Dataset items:
** begin **

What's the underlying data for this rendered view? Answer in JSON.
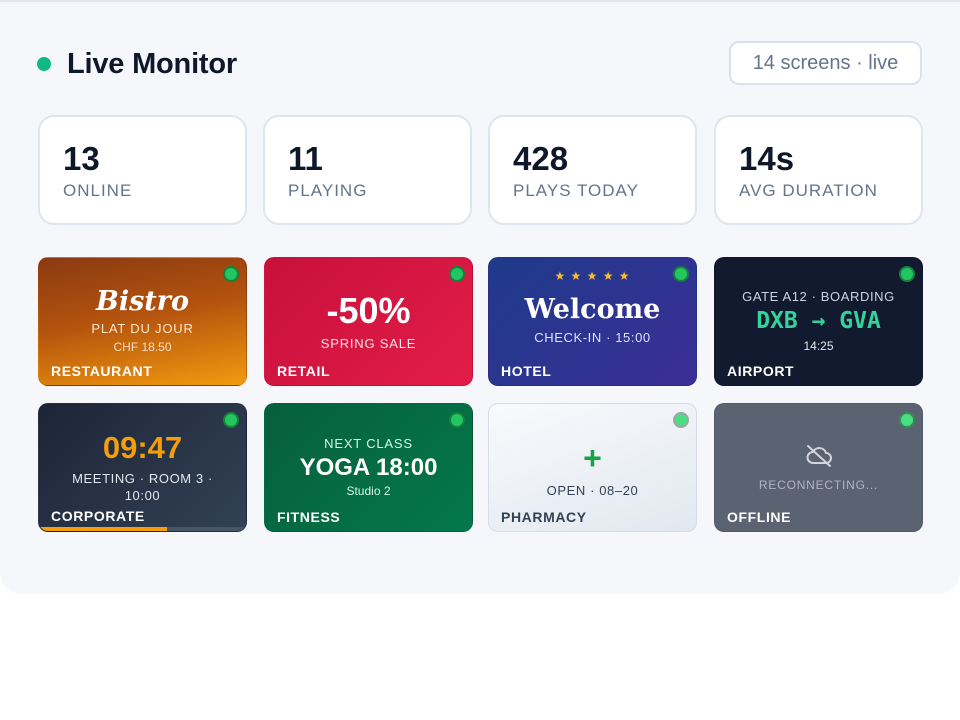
{
  "header": {
    "title": "Live Monitor",
    "screens_pill": "14 screens · live"
  },
  "stats": [
    {
      "value": "13",
      "label": "ONLINE"
    },
    {
      "value": "11",
      "label": "PLAYING"
    },
    {
      "value": "428",
      "label": "PLAYS TODAY"
    },
    {
      "value": "14s",
      "label": "AVG DURATION"
    }
  ],
  "tiles": {
    "restaurant": {
      "heading": "Bistro",
      "line1": "PLAT DU JOUR",
      "line2": "CHF 18.50",
      "label": "RESTAURANT"
    },
    "retail": {
      "heading": "-50%",
      "line1": "SPRING SALE",
      "label": "RETAIL"
    },
    "hotel": {
      "stars": "★ ★ ★ ★ ★",
      "heading": "Welcome",
      "line1": "CHECK-IN · 15:00",
      "label": "HOTEL"
    },
    "airport": {
      "line1": "GATE A12 · BOARDING",
      "route": "DXB → GVA",
      "time": "14:25",
      "label": "AIRPORT"
    },
    "corporate": {
      "heading": "09:47",
      "line1": "MEETING · ROOM 3 ·",
      "line2": "10:00",
      "label": "CORPORATE",
      "progress": 0.62
    },
    "fitness": {
      "line1": "NEXT CLASS",
      "heading": "YOGA 18:00",
      "line2": "Studio 2",
      "label": "FITNESS"
    },
    "pharmacy": {
      "icon": "+",
      "line1": "OPEN · 08–20",
      "label": "PHARMACY"
    },
    "offline": {
      "line1": "RECONNECTING...",
      "label": "OFFLINE"
    }
  },
  "colors": {
    "live": "#10b981",
    "status_online": "#22c55e",
    "status_pharmacy": "#4ade80",
    "corporate_accent": "#f59e0b"
  },
  "icons": [
    "live-status-dot",
    "status-dot",
    "pharmacy-cross-icon",
    "cloud-off-icon"
  ]
}
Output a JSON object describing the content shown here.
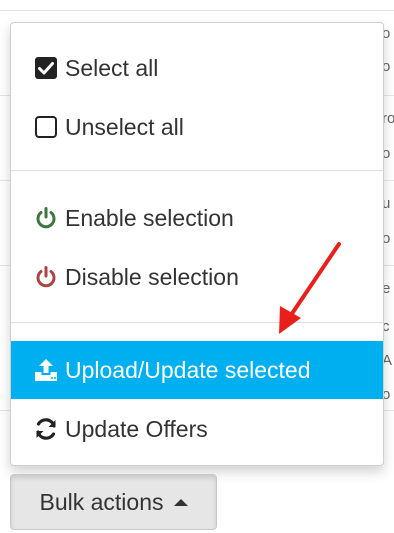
{
  "background": {
    "fragments": [
      "o",
      "o",
      "ro",
      "o",
      "u",
      "o",
      "e",
      "c",
      "A",
      "o"
    ]
  },
  "menu": {
    "items": [
      {
        "label": "Select all",
        "icon": "checkbox-checked-icon"
      },
      {
        "label": "Unselect all",
        "icon": "checkbox-empty-icon"
      },
      {
        "label": "Enable selection",
        "icon": "power-icon",
        "icon_color": "#3c763d"
      },
      {
        "label": "Disable selection",
        "icon": "power-icon",
        "icon_color": "#a94442"
      },
      {
        "label": "Upload/Update selected",
        "icon": "upload-icon",
        "active": true
      },
      {
        "label": "Update Offers",
        "icon": "refresh-icon"
      }
    ],
    "active_color": "#00aff0"
  },
  "bulk_button": {
    "label": "Bulk actions",
    "icon": "caret-up-icon"
  },
  "annotation": {
    "arrow_color": "#e8201c",
    "icon": "arrow-annotation-icon"
  }
}
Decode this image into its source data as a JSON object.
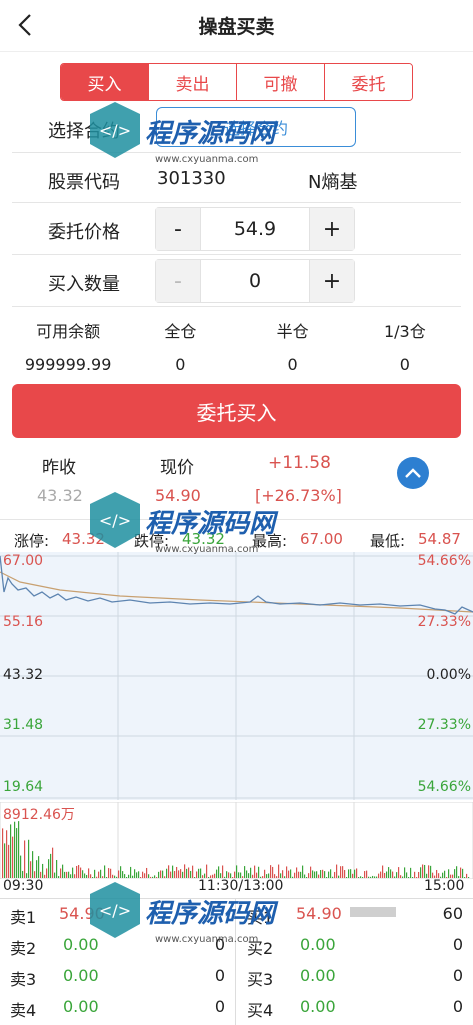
{
  "header": {
    "title": "操盘买卖"
  },
  "tabs": [
    "买入",
    "卖出",
    "可撤",
    "委托"
  ],
  "form": {
    "select_label": "选择合约",
    "select_button": "选择合约",
    "code_label": "股票代码",
    "code_value": "301330",
    "stock_name": "N熵基",
    "price_label": "委托价格",
    "price_value": "54.9",
    "qty_label": "买入数量",
    "qty_value": "0",
    "minus": "-",
    "plus": "+"
  },
  "balance": {
    "headers": [
      "可用余额",
      "全仓",
      "半仓",
      "1/3仓"
    ],
    "values": [
      "999999.99",
      "0",
      "0",
      "0"
    ]
  },
  "submit_label": "委托买入",
  "quote": {
    "prev_close_label": "昨收",
    "prev_close": "43.32",
    "current_label": "现价",
    "current": "54.90",
    "change": "+11.58",
    "change_pct": "[+26.73%]"
  },
  "limits": {
    "up_label": "涨停:",
    "up": "43.32",
    "down_label": "跌停:",
    "down": "43.32",
    "high_label": "最高:",
    "high": "67.00",
    "low_label": "最低:",
    "low": "54.87"
  },
  "chart": {
    "left_labels": [
      "67.00",
      "55.16",
      "43.32",
      "31.48",
      "19.64"
    ],
    "right_labels": [
      "54.66%",
      "27.33%",
      "0.00%",
      "27.33%",
      "54.66%"
    ],
    "volume_label": "8912.46万",
    "time_start": "09:30",
    "time_mid": "11:30/13:00",
    "time_end": "15:00"
  },
  "order_book": {
    "sell": [
      {
        "label": "卖1",
        "price": "54.90",
        "qty": ""
      },
      {
        "label": "卖2",
        "price": "0.00",
        "qty": "0"
      },
      {
        "label": "卖3",
        "price": "0.00",
        "qty": "0"
      },
      {
        "label": "卖4",
        "price": "0.00",
        "qty": "0"
      }
    ],
    "buy": [
      {
        "label": "买1",
        "price": "54.90",
        "qty": "60"
      },
      {
        "label": "买2",
        "price": "0.00",
        "qty": "0"
      },
      {
        "label": "买3",
        "price": "0.00",
        "qty": "0"
      },
      {
        "label": "买4",
        "price": "0.00",
        "qty": "0"
      }
    ]
  },
  "watermark": {
    "brand": "程序源码网",
    "url": "www.cxyuanma.com"
  },
  "colors": {
    "accent_red": "#e8484a",
    "blue": "#3a8dd8",
    "up": "#d9534f",
    "down": "#3aa53a"
  }
}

** end **

**Task details**: Output, exactly, all the records above; include no pictures.

**Answer to the exercise**:
What's the underlying data for this rendered view? Answer in JSON.
{
  "header": {
    "title": "Live Monitor",
    "screens_pill": "14 screens · live"
  },
  "stats": [
    {
      "value": "13",
      "label": "ONLINE"
    },
    {
      "value": "11",
      "label": "PLAYING"
    },
    {
      "value": "428",
      "label": "PLAYS TODAY"
    },
    {
      "value": "14s",
      "label": "AVG DURATION"
    }
  ],
  "tiles": {
    "restaurant": {
      "heading": "Bistro",
      "line1": "PLAT DU JOUR",
      "line2": "CHF 18.50",
      "label": "RESTAURANT"
    },
    "retail": {
      "heading": "-50%",
      "line1": "SPRING SALE",
      "label": "RETAIL"
    },
    "hotel": {
      "stars": "★ ★ ★ ★ ★",
      "heading": "Welcome",
      "line1": "CHECK-IN · 15:00",
      "label": "HOTEL"
    },
    "airport": {
      "line1": "GATE A12 · BOARDING",
      "route": "DXB → GVA",
      "time": "14:25",
      "label": "AIRPORT"
    },
    "corporate": {
      "heading": "09:47",
      "line1": "MEETING · ROOM 3 ·",
      "line2": "10:00",
      "label": "CORPORATE",
      "progress": 0.62
    },
    "fitness": {
      "line1": "NEXT CLASS",
      "heading": "YOGA 18:00",
      "line2": "Studio 2",
      "label": "FITNESS"
    },
    "pharmacy": {
      "icon": "+",
      "line1": "OPEN · 08–20",
      "label": "PHARMACY"
    },
    "offline": {
      "line1": "RECONNECTING...",
      "label": "OFFLINE"
    }
  },
  "colors": {
    "live": "#10b981",
    "status_online": "#22c55e",
    "status_pharmacy": "#4ade80",
    "corporate_accent": "#f59e0b"
  },
  "icons": [
    "live-status-dot",
    "status-dot",
    "pharmacy-cross-icon",
    "cloud-off-icon"
  ]
}
Output a JSON object describing the content shown here.
{
  "background": {
    "fragments": [
      "o",
      "o",
      "ro",
      "o",
      "u",
      "o",
      "e",
      "c",
      "A",
      "o"
    ]
  },
  "menu": {
    "items": [
      {
        "label": "Select all",
        "icon": "checkbox-checked-icon"
      },
      {
        "label": "Unselect all",
        "icon": "checkbox-empty-icon"
      },
      {
        "label": "Enable selection",
        "icon": "power-icon",
        "icon_color": "#3c763d"
      },
      {
        "label": "Disable selection",
        "icon": "power-icon",
        "icon_color": "#a94442"
      },
      {
        "label": "Upload/Update selected",
        "icon": "upload-icon",
        "active": true
      },
      {
        "label": "Update Offers",
        "icon": "refresh-icon"
      }
    ],
    "active_color": "#00aff0"
  },
  "bulk_button": {
    "label": "Bulk actions",
    "icon": "caret-up-icon"
  },
  "annotation": {
    "arrow_color": "#e8201c",
    "icon": "arrow-annotation-icon"
  }
}
Decode this image into its source data as a JSON object.
{
  "header": {
    "title": "操盘买卖"
  },
  "tabs": [
    "买入",
    "卖出",
    "可撤",
    "委托"
  ],
  "form": {
    "select_label": "选择合约",
    "select_button": "选择合约",
    "code_label": "股票代码",
    "code_value": "301330",
    "stock_name": "N熵基",
    "price_label": "委托价格",
    "price_value": "54.9",
    "qty_label": "买入数量",
    "qty_value": "0",
    "minus": "-",
    "plus": "+"
  },
  "balance": {
    "headers": [
      "可用余额",
      "全仓",
      "半仓",
      "1/3仓"
    ],
    "values": [
      "999999.99",
      "0",
      "0",
      "0"
    ]
  },
  "submit_label": "委托买入",
  "quote": {
    "prev_close_label": "昨收",
    "prev_close": "43.32",
    "current_label": "现价",
    "current": "54.90",
    "change": "+11.58",
    "change_pct": "[+26.73%]"
  },
  "limits": {
    "up_label": "涨停:",
    "up": "43.32",
    "down_label": "跌停:",
    "down": "43.32",
    "high_label": "最高:",
    "high": "67.00",
    "low_label": "最低:",
    "low": "54.87"
  },
  "chart": {
    "left_labels": [
      "67.00",
      "55.16",
      "43.32",
      "31.48",
      "19.64"
    ],
    "right_labels": [
      "54.66%",
      "27.33%",
      "0.00%",
      "27.33%",
      "54.66%"
    ],
    "volume_label": "8912.46万",
    "time_start": "09:30",
    "time_mid": "11:30/13:00",
    "time_end": "15:00"
  },
  "order_book": {
    "sell": [
      {
        "label": "卖1",
        "price": "54.90",
        "qty": ""
      },
      {
        "label": "卖2",
        "price": "0.00",
        "qty": "0"
      },
      {
        "label": "卖3",
        "price": "0.00",
        "qty": "0"
      },
      {
        "label": "卖4",
        "price": "0.00",
        "qty": "0"
      }
    ],
    "buy": [
      {
        "label": "买1",
        "price": "54.90",
        "qty": "60"
      },
      {
        "label": "买2",
        "price": "0.00",
        "qty": "0"
      },
      {
        "label": "买3",
        "price": "0.00",
        "qty": "0"
      },
      {
        "label": "买4",
        "price": "0.00",
        "qty": "0"
      }
    ]
  },
  "watermark": {
    "brand": "程序源码网",
    "url": "www.cxyuanma.com"
  },
  "colors": {
    "accent_red": "#e8484a",
    "blue": "#3a8dd8",
    "up": "#d9534f",
    "down": "#3aa53a"
  }
}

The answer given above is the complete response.